=== MATERIAL ===
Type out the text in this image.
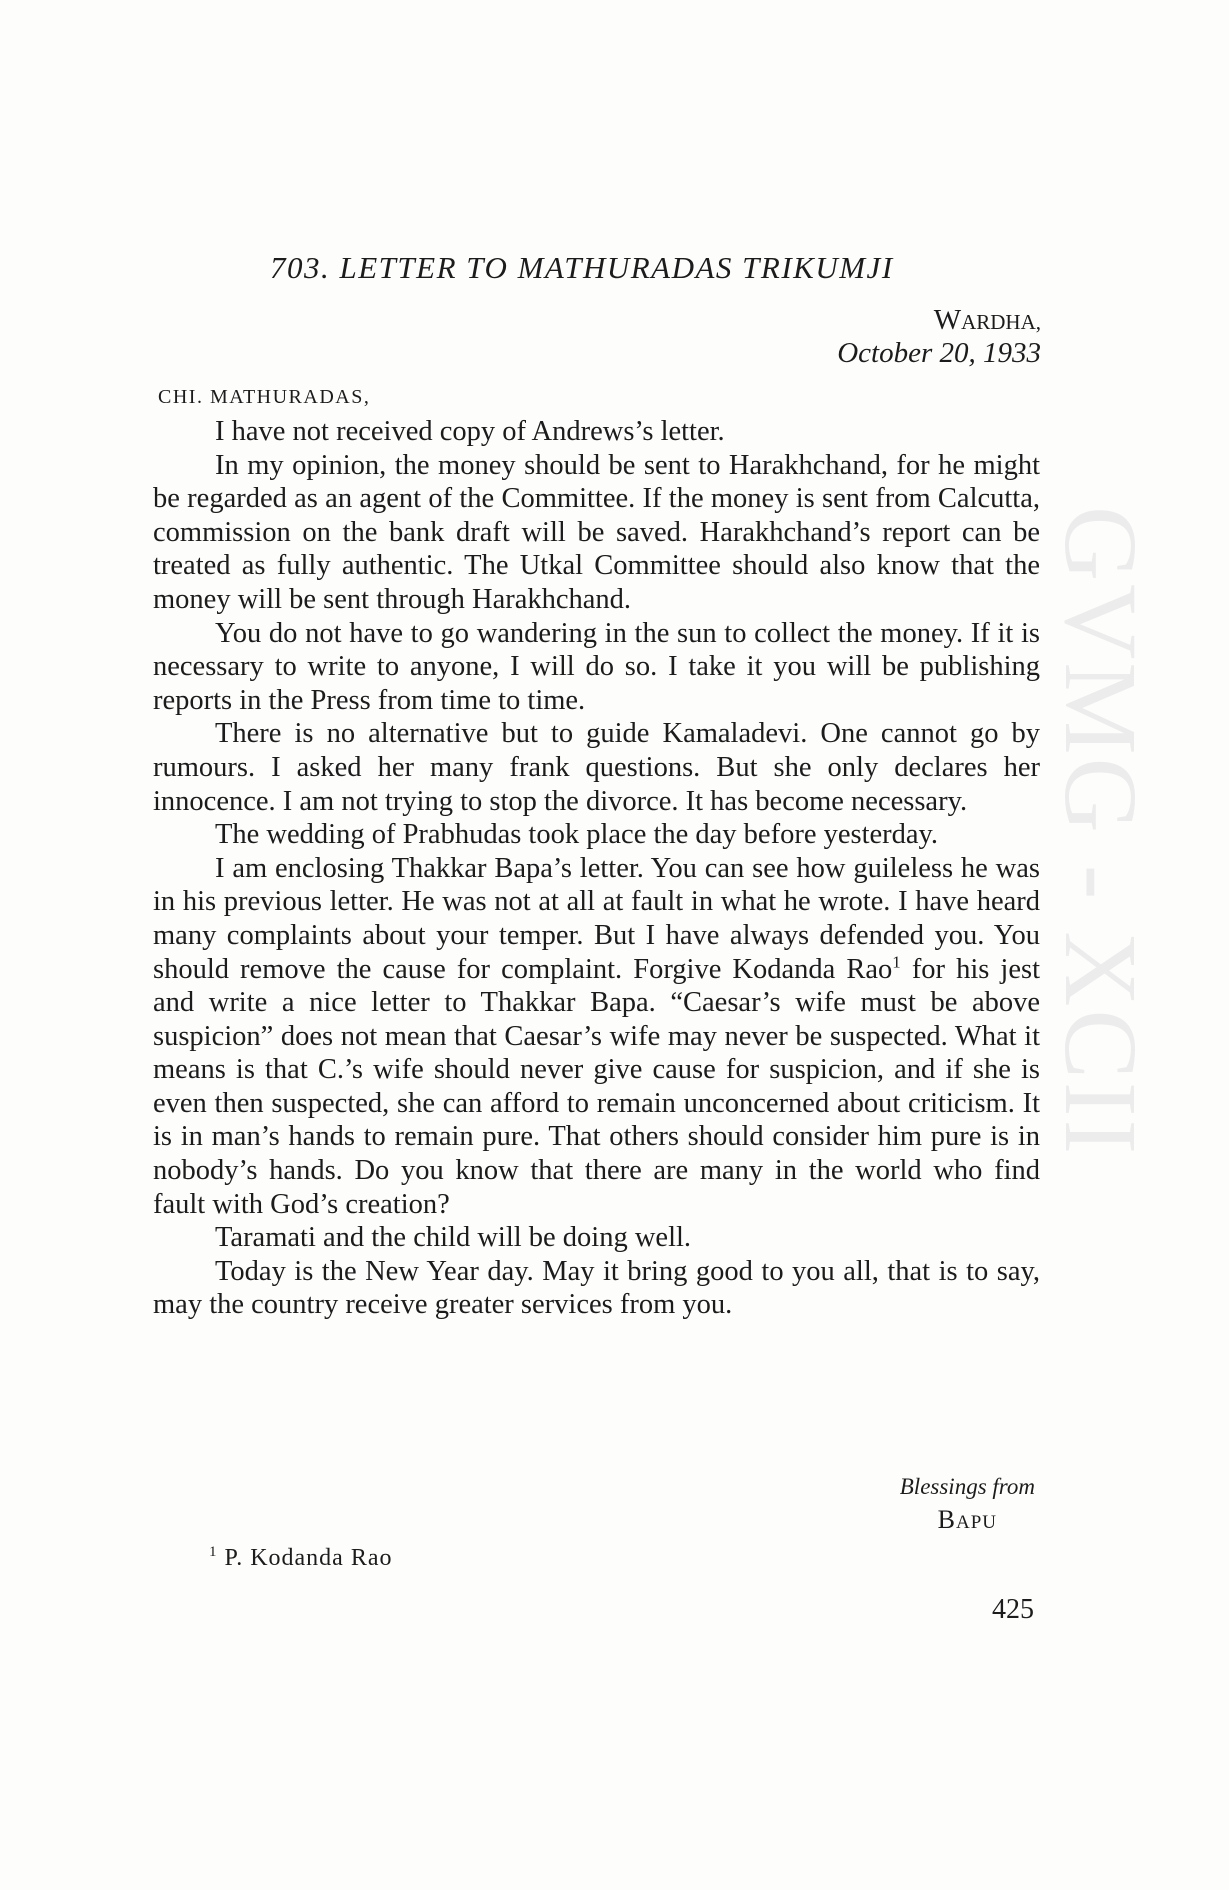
GVMG - XCII
703. LETTER TO MATHURADAS TRIKUMJI
WARDHA,
October 20, 1933
CHI. MATHURADAS,

I have not received copy of Andrews’s letter.

In my opinion, the money should be sent to Harakhchand, for he might be regarded as an agent of the Committee. If the money is sent from Calcutta, commission on the bank draft will be saved. Harakhchand’s report can be treated as fully authentic. The Utkal Committee should also know that the money will be sent through Harakhchand.

You do not have to go wandering in the sun to collect the money. If it is necessary to write to anyone, I will do so. I take it you will be publishing reports in the Press from time to time.

There is no alternative but to guide Kamaladevi. One cannot go by rumours. I asked her many frank questions. But she only declares her innocence. I am not trying to stop the divorce. It has become necessary.

The wedding of Prabhudas took place the day before yesterday.

I am enclosing Thakkar Bapa’s letter. You can see how guileless he was in his previous letter. He was not at all at fault in what he wrote. I have heard many complaints about your temper. But I have always defended you. You should remove the cause for complaint. Forgive Kodanda Rao$^1$ for his jest and write a nice letter to Thakkar Bapa. “Caesar’s wife must be above suspicion” does not mean that Caesar’s wife may never be suspected. What it means is that C.’s wife should never give cause for suspicion, and if she is even then suspected, she can afford to remain unconcerned about criticism. It is in man’s hands to remain pure. That others should consider him pure is in nobody’s hands. Do you know that there are many in the world who find fault with God’s creation?

Taramati and the child will be doing well.

Today is the New Year day. May it bring good to you all, that is to say, may the country receive greater services from you.

Blessings from
BAPU
$^1$ P. Kodanda Rao
425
===
## EXERCISE DESCRIPTION
Search the records for the word "necessary", then list every line that has it.

## ANSWER FOR THIS EXERCISE
You do not have to go wandering in the sun to collect the money. If it is necessary to write to anyone, I will do so. I take it you will be publishing reports in the Press from time to time.
There is no alternative but to guide Kamaladevi. One cannot go by rumours. I asked her many frank questions. But she only declares her innocence. I am not trying to stop the divorce. It has become necessary.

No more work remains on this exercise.